● Instructions for the task:
Take every line that has the string "vehicle" and copy it out.

● Data:
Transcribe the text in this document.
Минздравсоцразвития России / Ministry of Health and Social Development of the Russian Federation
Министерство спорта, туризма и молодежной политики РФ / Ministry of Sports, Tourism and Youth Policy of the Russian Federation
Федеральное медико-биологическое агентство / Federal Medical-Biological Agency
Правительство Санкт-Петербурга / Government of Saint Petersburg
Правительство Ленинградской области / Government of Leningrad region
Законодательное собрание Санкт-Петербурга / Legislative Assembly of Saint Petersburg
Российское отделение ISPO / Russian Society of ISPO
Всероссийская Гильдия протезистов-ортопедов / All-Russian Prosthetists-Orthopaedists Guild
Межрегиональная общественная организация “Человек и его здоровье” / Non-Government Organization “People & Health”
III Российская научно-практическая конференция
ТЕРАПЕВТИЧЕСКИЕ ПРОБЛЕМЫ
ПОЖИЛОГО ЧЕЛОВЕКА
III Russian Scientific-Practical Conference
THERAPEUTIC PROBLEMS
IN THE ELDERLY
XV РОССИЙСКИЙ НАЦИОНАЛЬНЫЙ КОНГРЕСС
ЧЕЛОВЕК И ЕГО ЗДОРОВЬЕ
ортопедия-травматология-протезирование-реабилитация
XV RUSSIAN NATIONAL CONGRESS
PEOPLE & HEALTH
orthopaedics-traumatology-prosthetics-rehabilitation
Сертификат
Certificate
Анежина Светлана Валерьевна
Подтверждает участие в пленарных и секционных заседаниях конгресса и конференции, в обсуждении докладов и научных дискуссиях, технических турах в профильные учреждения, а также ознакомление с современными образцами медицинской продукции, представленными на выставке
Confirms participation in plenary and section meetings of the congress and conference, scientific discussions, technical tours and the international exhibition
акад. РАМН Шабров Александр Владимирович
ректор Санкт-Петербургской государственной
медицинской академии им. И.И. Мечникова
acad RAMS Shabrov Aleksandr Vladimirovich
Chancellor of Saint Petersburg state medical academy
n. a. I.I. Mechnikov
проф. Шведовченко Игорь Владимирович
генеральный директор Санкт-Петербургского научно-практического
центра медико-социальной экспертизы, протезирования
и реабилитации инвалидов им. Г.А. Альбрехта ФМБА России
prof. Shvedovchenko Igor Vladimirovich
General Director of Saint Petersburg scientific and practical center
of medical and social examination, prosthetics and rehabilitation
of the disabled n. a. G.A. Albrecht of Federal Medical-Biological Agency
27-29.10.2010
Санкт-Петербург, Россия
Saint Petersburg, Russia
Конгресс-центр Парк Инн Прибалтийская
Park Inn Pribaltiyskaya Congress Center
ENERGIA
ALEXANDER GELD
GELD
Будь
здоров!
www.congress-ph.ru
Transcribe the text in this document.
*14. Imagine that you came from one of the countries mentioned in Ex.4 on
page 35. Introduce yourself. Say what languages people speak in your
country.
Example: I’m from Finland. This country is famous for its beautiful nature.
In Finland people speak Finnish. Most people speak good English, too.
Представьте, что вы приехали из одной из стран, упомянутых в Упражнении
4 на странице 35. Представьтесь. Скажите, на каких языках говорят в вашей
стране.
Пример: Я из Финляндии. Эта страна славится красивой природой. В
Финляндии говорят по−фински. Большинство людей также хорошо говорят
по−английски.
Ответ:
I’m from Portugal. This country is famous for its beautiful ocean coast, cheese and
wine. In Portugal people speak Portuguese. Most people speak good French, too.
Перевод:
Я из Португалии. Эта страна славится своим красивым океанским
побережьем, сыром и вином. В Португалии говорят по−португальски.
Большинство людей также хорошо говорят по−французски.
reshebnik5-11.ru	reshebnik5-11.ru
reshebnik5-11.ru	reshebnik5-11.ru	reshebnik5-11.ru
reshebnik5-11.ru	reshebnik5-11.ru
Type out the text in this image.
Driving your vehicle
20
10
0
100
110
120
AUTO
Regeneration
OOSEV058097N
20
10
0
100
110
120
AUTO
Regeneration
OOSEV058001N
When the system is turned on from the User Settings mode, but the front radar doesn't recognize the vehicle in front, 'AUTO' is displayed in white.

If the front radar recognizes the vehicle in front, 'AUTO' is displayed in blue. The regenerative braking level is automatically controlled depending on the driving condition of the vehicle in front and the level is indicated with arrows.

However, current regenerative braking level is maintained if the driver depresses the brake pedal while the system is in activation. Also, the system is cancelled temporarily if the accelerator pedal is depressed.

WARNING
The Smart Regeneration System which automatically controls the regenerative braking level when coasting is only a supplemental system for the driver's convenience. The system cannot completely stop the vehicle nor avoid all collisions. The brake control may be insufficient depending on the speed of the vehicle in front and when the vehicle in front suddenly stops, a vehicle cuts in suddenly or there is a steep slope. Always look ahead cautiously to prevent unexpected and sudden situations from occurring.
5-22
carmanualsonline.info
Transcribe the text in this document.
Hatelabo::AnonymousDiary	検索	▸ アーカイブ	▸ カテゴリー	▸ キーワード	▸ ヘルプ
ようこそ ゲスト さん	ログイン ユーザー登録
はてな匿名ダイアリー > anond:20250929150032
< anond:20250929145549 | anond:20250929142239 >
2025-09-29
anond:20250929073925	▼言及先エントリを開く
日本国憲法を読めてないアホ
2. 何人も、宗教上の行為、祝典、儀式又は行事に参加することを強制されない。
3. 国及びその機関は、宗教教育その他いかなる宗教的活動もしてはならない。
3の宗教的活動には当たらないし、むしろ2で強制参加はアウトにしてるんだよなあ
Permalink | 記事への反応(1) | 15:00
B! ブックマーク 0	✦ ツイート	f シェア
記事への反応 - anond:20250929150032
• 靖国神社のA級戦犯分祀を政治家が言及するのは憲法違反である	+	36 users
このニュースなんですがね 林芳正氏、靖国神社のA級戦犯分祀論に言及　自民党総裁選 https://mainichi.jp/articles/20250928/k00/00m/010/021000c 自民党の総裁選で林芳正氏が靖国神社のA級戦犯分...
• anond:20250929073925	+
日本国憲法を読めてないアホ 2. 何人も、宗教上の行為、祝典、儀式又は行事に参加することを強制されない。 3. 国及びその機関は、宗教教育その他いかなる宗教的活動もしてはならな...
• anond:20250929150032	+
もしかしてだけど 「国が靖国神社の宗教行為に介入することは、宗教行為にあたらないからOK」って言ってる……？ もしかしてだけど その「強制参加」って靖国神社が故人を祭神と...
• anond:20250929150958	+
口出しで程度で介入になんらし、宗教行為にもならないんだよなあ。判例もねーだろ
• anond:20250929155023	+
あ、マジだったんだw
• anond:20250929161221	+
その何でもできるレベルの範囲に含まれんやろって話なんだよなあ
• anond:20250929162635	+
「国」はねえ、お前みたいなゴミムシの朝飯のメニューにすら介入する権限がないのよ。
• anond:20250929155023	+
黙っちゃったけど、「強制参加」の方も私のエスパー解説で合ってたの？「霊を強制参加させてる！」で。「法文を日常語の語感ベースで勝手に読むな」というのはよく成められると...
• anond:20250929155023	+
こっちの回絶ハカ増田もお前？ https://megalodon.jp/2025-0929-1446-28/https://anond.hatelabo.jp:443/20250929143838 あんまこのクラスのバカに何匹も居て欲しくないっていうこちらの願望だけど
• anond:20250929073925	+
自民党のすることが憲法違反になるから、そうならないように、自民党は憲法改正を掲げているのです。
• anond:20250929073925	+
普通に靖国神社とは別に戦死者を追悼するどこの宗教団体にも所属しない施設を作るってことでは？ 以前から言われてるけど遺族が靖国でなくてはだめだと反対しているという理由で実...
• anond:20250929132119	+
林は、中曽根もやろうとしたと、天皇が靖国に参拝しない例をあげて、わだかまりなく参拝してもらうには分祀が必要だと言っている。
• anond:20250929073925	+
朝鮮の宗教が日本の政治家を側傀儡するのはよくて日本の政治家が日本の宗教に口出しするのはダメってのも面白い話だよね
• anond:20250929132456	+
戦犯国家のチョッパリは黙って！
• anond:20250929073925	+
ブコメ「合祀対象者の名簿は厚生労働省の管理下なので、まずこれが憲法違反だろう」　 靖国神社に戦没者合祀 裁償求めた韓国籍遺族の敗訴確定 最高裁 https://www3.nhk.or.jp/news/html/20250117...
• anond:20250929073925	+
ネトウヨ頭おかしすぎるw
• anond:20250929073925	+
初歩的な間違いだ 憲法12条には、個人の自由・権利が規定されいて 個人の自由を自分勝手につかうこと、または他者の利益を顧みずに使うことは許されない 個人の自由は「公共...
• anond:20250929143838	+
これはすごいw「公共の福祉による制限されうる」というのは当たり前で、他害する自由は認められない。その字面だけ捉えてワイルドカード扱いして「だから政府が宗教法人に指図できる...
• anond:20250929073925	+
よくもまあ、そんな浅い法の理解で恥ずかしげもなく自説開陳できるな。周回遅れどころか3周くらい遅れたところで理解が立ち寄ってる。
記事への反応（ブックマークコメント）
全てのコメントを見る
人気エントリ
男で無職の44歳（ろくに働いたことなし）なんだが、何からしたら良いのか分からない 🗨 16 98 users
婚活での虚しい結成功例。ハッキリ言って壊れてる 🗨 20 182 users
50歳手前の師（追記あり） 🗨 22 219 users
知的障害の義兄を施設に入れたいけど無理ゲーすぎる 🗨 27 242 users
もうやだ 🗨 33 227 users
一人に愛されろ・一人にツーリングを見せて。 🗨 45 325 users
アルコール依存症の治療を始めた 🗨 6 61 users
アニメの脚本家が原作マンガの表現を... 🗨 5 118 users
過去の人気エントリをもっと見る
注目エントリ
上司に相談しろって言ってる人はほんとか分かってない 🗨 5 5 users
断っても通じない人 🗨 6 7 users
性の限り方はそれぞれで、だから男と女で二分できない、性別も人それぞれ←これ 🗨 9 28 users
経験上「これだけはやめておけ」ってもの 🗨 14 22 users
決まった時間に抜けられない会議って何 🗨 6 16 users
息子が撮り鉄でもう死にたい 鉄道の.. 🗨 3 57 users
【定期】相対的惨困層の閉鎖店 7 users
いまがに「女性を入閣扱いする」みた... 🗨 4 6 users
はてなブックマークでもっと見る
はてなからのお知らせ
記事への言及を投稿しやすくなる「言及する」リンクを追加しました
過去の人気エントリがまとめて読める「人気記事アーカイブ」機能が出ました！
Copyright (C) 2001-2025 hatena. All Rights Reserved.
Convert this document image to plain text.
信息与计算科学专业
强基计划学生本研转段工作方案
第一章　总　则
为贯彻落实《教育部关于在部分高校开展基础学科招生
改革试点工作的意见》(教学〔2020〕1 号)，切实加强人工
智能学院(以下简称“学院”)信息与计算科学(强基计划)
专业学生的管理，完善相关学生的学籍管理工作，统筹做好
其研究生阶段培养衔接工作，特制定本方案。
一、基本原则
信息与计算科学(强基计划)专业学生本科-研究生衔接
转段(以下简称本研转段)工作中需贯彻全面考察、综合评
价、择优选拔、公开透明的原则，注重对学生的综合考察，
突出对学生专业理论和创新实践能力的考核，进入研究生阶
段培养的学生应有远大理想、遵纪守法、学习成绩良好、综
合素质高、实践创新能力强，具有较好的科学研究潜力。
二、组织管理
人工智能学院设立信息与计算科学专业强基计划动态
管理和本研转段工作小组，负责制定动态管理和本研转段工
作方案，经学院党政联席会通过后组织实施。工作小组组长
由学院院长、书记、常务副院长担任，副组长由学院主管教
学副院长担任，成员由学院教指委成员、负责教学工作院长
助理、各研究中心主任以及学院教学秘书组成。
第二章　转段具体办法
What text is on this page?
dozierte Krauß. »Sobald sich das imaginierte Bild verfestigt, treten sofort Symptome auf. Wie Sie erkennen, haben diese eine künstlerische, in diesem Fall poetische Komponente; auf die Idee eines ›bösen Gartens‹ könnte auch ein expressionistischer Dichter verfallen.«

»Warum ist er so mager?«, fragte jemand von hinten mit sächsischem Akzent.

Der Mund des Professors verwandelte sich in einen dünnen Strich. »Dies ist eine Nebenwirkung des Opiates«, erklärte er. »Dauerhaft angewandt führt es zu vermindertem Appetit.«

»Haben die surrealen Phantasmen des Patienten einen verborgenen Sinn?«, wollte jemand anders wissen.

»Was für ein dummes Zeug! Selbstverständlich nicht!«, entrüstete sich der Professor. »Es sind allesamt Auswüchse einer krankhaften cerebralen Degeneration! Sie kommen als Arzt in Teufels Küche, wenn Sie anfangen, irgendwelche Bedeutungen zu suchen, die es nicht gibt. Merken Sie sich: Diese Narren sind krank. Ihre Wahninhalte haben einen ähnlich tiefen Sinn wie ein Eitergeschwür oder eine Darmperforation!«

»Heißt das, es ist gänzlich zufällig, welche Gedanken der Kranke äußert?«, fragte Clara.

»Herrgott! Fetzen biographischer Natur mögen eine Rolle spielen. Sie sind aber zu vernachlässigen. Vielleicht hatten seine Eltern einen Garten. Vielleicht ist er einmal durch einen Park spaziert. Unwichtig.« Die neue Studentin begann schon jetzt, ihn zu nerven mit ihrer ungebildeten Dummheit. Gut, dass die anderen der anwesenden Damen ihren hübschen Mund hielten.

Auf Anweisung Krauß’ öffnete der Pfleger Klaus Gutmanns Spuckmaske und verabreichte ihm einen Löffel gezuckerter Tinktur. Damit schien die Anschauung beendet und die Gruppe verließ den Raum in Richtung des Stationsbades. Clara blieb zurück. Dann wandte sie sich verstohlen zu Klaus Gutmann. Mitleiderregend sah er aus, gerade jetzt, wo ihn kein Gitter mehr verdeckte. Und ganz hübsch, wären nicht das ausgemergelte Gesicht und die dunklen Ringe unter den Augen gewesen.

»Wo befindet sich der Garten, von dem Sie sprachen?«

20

● Reply to the task:
Driving your vehicle
When the system is turned on from the User Settings mode, but the front radar doesn't recognize the vehicle in front, 'AUTO' is displayed in white.
If the front radar recognizes the vehicle in front, 'AUTO' is displayed in blue. The regenerative braking level is automatically controlled depending on the driving condition of the vehicle in front and the level is indicated with arrows.
The Smart Regeneration System which automatically controls the regenerative braking level when coasting is only a supplemental system for the driver's convenience. The system cannot completely stop the vehicle nor avoid all collisions. The brake control may be insufficient depending on the speed of the vehicle in front and when the vehicle in front suddenly stops, a vehicle cuts in suddenly or there is a steep slope. Always look ahead cautiously to prevent unexpected and sudden situations from occurring.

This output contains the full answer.